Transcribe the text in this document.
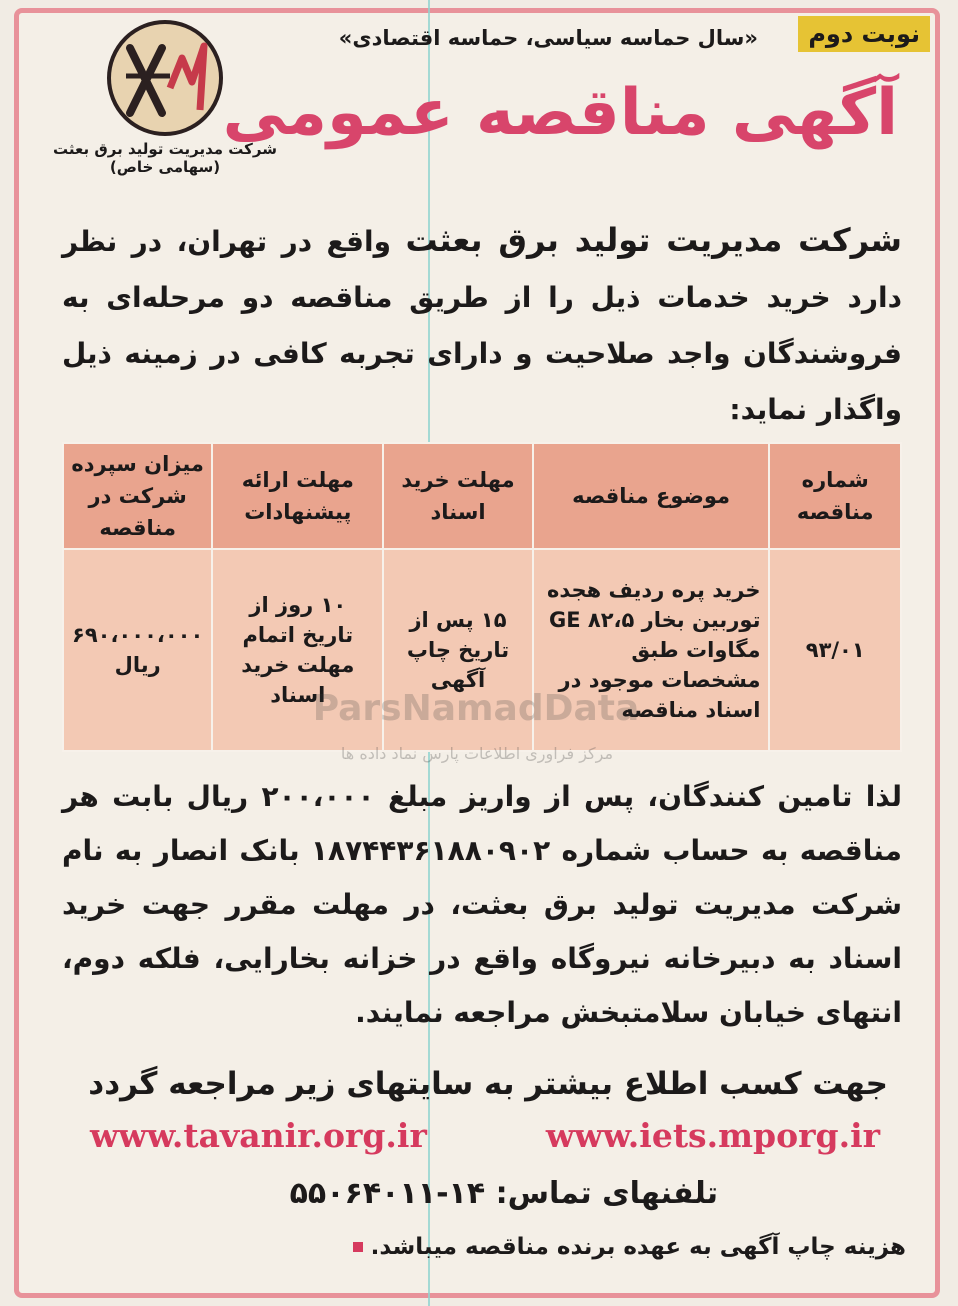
نوبت دوم
«سال حماسه سیاسی، حماسه اقتصادی»
آگهی مناقصه عمومی
شرکت مدیریت تولید برق بعثت
(سهامی خاص)
شرکت مدیریت تولید برق بعثت واقع در تهران، در نظر دارد خرید خدمات ذیل را از طریق مناقصه دو مرحله‌ای به فروشندگان واجد صلاحیت و دارای تجربه کافی در زمینه ذیل واگذار نماید:
شماره مناقصه	موضوع مناقصه	مهلت خرید اسناد	مهلت ارائه پیشنهادات	میزان سپرده شرکت در مناقصه
۹۳/۰۱	خرید پره ردیف هجده توربین بخار GE ۸۲،۵ مگاوات طبق مشخصات موجود در اسناد مناقصه	۱۵ پس از تاریخ چاپ آگهی	۱۰ روز از تاریخ اتمام مهلت خرید اسناد	۶۹۰،۰۰۰،۰۰۰ ریال
ParsNamadData
مرکز فراوری اطلاعات پارس نماد داده ها
لذا تامین کنندگان، پس از واریز مبلغ ۲۰۰،۰۰۰ ریال بابت هر مناقصه به حساب شماره ۱۸۷۴۴۳۶۱۸۸۰۹۰۲ بانک انصار به نام شرکت مدیریت تولید برق بعثت، در مهلت مقرر جهت خرید اسناد به دبیرخانه نیروگاه واقع در خزانه بخارایی، فلکه دوم، انتهای خیابان سلامتبخش مراجعه نمایند.
جهت کسب اطلاع بیشتر به سایتهای زیر مراجعه گردد
www.tavanir.org.ir	www.iets.mporg.ir
تلفنهای تماس: ۱۴-۵۵۰۶۴۰۱۱
هزینه چاپ آگهی به عهده برنده مناقصه میباشد.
+ + + + + + +
__Work required__.
Keep only those lines of the records that hold "مراجعه", and return them.

__Response__.
لذا تامین کنندگان، پس از واریز مبلغ ۲۰۰،۰۰۰ ریال بابت هر مناقصه به حساب شماره ۱۸۷۴۴۳۶۱۸۸۰۹۰۲ بانک انصار به نام شرکت مدیریت تولید برق بعثت، در مهلت مقرر جهت خرید اسناد به دبیرخانه نیروگاه واقع در خزانه بخارایی، فلکه دوم، انتهای خیابان سلامتبخش مراجعه نمایند.
جهت کسب اطلاع بیشتر به سایتهای زیر مراجعه گردد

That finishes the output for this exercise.